--- begin ---

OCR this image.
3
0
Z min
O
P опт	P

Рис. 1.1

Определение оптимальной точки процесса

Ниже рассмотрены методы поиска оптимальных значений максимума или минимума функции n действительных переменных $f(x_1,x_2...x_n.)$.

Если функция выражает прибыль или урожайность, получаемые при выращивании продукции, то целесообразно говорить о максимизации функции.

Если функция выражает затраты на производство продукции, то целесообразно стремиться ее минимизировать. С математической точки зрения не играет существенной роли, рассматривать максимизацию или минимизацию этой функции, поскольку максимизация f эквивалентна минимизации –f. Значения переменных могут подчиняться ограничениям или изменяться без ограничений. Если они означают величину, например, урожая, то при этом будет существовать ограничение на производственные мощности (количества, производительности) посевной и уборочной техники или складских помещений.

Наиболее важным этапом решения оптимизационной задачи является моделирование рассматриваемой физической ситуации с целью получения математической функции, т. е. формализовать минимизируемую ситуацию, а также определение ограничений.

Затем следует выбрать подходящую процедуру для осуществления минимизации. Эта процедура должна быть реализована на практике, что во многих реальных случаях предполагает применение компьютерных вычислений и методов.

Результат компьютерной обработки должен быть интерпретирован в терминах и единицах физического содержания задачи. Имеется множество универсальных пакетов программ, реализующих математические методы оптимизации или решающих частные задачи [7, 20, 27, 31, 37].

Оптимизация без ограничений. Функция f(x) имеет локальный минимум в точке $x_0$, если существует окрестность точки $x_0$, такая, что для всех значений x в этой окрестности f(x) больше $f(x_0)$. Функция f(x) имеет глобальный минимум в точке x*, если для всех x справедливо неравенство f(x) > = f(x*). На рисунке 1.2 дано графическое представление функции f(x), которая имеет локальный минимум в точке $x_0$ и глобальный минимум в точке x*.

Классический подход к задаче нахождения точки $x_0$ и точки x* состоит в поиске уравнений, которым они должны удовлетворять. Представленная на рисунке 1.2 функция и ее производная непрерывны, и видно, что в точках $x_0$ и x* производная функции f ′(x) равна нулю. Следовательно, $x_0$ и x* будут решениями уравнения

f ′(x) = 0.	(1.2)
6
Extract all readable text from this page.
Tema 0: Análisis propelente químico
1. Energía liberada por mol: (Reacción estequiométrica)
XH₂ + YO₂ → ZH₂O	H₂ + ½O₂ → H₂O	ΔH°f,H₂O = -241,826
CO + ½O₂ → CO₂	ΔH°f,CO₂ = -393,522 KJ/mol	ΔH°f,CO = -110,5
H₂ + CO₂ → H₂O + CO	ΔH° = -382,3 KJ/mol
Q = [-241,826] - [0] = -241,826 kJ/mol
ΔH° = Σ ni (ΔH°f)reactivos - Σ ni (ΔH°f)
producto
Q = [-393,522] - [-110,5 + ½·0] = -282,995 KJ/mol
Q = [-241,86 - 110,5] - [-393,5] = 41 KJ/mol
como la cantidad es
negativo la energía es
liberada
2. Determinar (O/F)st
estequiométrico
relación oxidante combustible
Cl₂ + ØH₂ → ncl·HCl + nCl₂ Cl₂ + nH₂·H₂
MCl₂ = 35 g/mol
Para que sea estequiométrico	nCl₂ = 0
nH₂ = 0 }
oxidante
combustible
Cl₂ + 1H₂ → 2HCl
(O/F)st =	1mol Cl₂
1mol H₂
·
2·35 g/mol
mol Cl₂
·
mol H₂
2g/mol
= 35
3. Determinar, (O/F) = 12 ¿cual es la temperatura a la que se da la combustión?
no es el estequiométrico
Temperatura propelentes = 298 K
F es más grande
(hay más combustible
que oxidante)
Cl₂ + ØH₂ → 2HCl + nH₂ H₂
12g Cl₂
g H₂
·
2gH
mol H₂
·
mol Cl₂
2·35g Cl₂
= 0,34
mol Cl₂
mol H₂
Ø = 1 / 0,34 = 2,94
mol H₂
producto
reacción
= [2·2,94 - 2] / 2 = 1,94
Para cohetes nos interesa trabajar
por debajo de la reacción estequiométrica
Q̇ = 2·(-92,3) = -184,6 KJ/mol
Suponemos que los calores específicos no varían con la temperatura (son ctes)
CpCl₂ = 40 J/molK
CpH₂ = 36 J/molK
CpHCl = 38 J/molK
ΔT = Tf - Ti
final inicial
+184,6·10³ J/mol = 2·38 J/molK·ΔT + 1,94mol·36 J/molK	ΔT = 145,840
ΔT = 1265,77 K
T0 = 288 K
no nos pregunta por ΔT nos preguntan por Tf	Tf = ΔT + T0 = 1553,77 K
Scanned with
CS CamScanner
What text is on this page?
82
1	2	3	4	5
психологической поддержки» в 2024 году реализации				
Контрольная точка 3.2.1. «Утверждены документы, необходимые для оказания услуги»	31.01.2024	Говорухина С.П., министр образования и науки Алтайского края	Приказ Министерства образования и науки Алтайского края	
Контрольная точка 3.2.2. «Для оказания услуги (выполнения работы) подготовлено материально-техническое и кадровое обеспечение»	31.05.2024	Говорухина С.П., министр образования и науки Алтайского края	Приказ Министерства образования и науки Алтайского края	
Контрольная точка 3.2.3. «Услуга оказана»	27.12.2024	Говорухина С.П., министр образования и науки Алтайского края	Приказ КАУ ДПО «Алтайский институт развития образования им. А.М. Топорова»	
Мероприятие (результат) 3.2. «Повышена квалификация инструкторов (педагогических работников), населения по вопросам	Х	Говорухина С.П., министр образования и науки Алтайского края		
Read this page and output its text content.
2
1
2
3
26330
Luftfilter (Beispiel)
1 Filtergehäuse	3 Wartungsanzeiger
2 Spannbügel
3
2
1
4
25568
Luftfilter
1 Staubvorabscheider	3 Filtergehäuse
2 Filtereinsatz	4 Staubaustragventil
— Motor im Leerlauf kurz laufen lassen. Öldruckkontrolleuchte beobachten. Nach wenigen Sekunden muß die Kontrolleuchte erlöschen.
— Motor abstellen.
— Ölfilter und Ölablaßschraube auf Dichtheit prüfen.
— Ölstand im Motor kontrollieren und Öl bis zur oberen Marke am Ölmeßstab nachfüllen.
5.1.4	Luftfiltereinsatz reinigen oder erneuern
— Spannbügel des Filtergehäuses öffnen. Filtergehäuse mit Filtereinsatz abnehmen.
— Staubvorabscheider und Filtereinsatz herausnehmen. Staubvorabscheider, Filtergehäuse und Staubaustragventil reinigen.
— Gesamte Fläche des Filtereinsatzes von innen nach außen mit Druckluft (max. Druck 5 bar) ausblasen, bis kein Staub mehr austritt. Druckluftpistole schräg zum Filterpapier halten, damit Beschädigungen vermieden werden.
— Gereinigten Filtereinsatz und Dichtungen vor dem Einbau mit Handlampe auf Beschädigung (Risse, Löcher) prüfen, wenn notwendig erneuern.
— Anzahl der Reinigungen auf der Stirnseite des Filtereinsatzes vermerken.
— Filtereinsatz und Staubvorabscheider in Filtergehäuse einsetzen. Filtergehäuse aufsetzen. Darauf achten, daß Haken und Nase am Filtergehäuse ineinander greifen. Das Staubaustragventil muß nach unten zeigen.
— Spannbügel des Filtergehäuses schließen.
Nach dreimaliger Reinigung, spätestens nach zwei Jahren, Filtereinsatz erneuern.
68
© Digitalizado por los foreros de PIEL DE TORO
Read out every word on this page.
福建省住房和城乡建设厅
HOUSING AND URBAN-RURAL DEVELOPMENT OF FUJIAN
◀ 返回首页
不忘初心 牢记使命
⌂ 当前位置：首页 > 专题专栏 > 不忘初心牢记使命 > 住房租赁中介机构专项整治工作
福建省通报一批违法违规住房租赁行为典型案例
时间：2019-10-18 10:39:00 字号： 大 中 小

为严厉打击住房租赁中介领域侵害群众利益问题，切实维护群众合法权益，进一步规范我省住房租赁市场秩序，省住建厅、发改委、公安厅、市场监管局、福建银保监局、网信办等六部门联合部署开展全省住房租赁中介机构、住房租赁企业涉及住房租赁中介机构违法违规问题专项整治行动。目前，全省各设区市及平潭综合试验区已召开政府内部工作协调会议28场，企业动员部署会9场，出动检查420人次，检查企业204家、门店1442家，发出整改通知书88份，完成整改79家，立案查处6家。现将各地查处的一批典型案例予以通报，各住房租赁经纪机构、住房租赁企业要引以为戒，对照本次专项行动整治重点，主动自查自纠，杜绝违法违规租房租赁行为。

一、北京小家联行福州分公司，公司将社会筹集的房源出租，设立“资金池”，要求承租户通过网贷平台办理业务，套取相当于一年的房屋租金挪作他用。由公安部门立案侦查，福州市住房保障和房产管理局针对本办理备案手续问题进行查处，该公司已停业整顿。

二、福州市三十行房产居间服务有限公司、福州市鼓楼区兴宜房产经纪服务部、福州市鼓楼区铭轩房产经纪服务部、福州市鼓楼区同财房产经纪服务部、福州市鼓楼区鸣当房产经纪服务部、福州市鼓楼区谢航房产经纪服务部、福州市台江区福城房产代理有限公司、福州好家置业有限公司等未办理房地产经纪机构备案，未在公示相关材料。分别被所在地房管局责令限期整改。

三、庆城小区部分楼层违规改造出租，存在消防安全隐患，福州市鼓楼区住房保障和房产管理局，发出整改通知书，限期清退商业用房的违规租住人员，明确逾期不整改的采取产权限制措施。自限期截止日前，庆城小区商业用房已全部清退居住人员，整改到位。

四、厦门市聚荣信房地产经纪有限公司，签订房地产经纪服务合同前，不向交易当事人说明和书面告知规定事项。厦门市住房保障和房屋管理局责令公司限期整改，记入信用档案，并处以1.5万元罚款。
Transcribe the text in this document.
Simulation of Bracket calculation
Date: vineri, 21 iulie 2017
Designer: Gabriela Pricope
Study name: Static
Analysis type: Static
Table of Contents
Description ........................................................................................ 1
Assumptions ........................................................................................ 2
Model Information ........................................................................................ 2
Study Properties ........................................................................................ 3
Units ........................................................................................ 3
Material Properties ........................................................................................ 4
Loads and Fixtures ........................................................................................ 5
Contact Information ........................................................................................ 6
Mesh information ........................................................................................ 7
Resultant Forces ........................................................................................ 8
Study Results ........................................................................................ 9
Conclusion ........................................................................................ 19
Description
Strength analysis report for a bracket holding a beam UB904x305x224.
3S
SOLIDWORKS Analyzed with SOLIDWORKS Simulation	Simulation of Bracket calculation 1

--- end ---

» Problem description
Find the lines that include the string "министр", then copy each of them.

» Complete answer
Контрольная точка 3.2.1. «Утверждены документы, необходимые для оказания услуги»	31.01.2024	Говорухина С.П., министр образования и науки Алтайского края	Приказ Министерства образования и науки Алтайского края	
Контрольная точка 3.2.2. «Для оказания услуги (выполнения работы) подготовлено материально-техническое и кадровое обеспечение»	31.05.2024	Говорухина С.П., министр образования и науки Алтайского края	Приказ Министерства образования и науки Алтайского края	
Контрольная точка 3.2.3. «Услуга оказана»	27.12.2024	Говорухина С.П., министр образования и науки Алтайского края	Приказ КАУ ДПО «Алтайский институт развития образования им. А.М. Топорова»	
Мероприятие (результат) 3.2. «Повышена квалификация инструкторов (педагогических работников), населения по вопросам	Х	Говорухина С.П., министр образования и науки Алтайского края		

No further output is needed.